- **Exercise description**
Return all the data, word for word.

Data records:
┄┄┄┄┄┄
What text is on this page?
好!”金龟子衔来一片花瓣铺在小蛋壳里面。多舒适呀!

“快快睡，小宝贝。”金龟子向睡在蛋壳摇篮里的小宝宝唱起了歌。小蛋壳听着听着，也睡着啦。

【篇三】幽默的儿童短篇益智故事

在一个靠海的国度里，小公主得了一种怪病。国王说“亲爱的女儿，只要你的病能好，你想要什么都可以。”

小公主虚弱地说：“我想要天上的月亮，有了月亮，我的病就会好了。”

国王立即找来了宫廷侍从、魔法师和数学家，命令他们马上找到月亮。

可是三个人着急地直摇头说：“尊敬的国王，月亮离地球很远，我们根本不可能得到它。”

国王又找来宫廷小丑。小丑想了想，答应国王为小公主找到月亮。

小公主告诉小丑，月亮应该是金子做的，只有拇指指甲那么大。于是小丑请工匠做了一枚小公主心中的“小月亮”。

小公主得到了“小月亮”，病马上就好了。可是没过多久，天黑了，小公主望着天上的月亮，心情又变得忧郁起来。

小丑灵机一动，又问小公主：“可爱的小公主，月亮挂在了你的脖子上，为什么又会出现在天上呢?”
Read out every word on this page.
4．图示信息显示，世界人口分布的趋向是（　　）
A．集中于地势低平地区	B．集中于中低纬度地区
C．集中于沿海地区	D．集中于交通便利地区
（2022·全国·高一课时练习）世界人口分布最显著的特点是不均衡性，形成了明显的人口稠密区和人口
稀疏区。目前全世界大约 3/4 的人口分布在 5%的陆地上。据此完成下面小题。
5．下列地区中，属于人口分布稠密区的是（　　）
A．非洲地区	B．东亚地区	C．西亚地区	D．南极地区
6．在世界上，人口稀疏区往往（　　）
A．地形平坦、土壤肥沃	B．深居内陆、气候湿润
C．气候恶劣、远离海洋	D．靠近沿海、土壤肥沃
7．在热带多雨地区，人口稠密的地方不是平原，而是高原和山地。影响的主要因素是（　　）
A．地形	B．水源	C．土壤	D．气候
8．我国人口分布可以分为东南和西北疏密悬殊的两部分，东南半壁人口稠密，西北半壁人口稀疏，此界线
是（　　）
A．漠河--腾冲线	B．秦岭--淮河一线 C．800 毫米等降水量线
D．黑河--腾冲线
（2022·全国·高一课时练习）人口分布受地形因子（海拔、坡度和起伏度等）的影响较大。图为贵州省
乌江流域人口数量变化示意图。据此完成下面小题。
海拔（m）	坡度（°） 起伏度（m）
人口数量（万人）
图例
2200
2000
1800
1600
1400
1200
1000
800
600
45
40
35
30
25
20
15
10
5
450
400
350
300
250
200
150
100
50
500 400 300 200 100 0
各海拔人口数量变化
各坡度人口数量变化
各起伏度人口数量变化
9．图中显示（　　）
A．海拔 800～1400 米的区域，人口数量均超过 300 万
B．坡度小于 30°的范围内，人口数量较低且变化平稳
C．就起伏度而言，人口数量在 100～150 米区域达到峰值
┄┄┄┄┄┄
- **Task output**
What text is on this page?
好!”金龟子衔来一片花瓣铺在小蛋壳里面。多舒适呀!

“快快睡，小宝贝。”金龟子向睡在蛋壳摇篮里的小宝宝唱起了歌。小蛋壳听着听着，也睡着啦。

【篇三】幽默的儿童短篇益智故事

在一个靠海的国度里，小公主得了一种怪病。国王说“亲爱的女儿，只要你的病能好，你想要什么都可以。”

小公主虚弱地说：“我想要天上的月亮，有了月亮，我的病就会好了。”

国王立即找来了宫廷侍从、魔法师和数学家，命令他们马上找到月亮。

可是三个人着急地直摇头说：“尊敬的国王，月亮离地球很远，我们根本不可能得到它。”

国王又找来宫廷小丑。小丑想了想，答应国王为小公主找到月亮。

小公主告诉小丑，月亮应该是金子做的，只有拇指指甲那么大。于是小丑请工匠做了一枚小公主心中的“小月亮”。

小公主得到了“小月亮”，病马上就好了。可是没过多久，天黑了，小公主望着天上的月亮，心情又变得忧郁起来。

小丑灵机一动，又问小公主：“可爱的小公主，月亮挂在了你的脖子上，为什么又会出现在天上呢?”
Read out every word on this page.
4．图示信息显示，世界人口分布的趋向是（　　）
A．集中于地势低平地区	B．集中于中低纬度地区
C．集中于沿海地区	D．集中于交通便利地区
（2022·全国·高一课时练习）世界人口分布最显著的特点是不均衡性，形成了明显的人口稠密区和人口
稀疏区。目前全世界大约 3/4 的人口分布在 5%的陆地上。据此完成下面小题。
5．下列地区中，属于人口分布稠密区的是（　　）
A．非洲地区	B．东亚地区	C．西亚地区	D．南极地区
6．在世界上，人口稀疏区往往（　　）
A．地形平坦、土壤肥沃	B．深居内陆、气候湿润
C．气候恶劣、远离海洋	D．靠近沿海、土壤肥沃
7．在热带多雨地区，人口稠密的地方不是平原，而是高原和山地。影响的主要因素是（　　）
A．地形	B．水源	C．土壤	D．气候
8．我国人口分布可以分为东南和西北疏密悬殊的两部分，东南半壁人口稠密，西北半壁人口稀疏，此界线
是（　　）
A．漠河--腾冲线	B．秦岭--淮河一线 C．800 毫米等降水量线
D．黑河--腾冲线
（2022·全国·高一课时练习）人口分布受地形因子（海拔、坡度和起伏度等）的影响较大。图为贵州省
乌江流域人口数量变化示意图。据此完成下面小题。
海拔（m）	坡度（°） 起伏度（m）
人口数量（万人）
图例
2200
2000
1800
1600
1400
1200
1000
800
600
45
40
35
30
25
20
15
10
5
450
400
350
300
250
200
150
100
50
500 400 300 200 100 0
各海拔人口数量变化
各坡度人口数量变化
各起伏度人口数量变化
9．图中显示（　　）
A．海拔 800～1400 米的区域，人口数量均超过 300 万
B．坡度小于 30°的范围内，人口数量较低且变化平稳
C．就起伏度而言，人口数量在 100～150 米区域达到峰值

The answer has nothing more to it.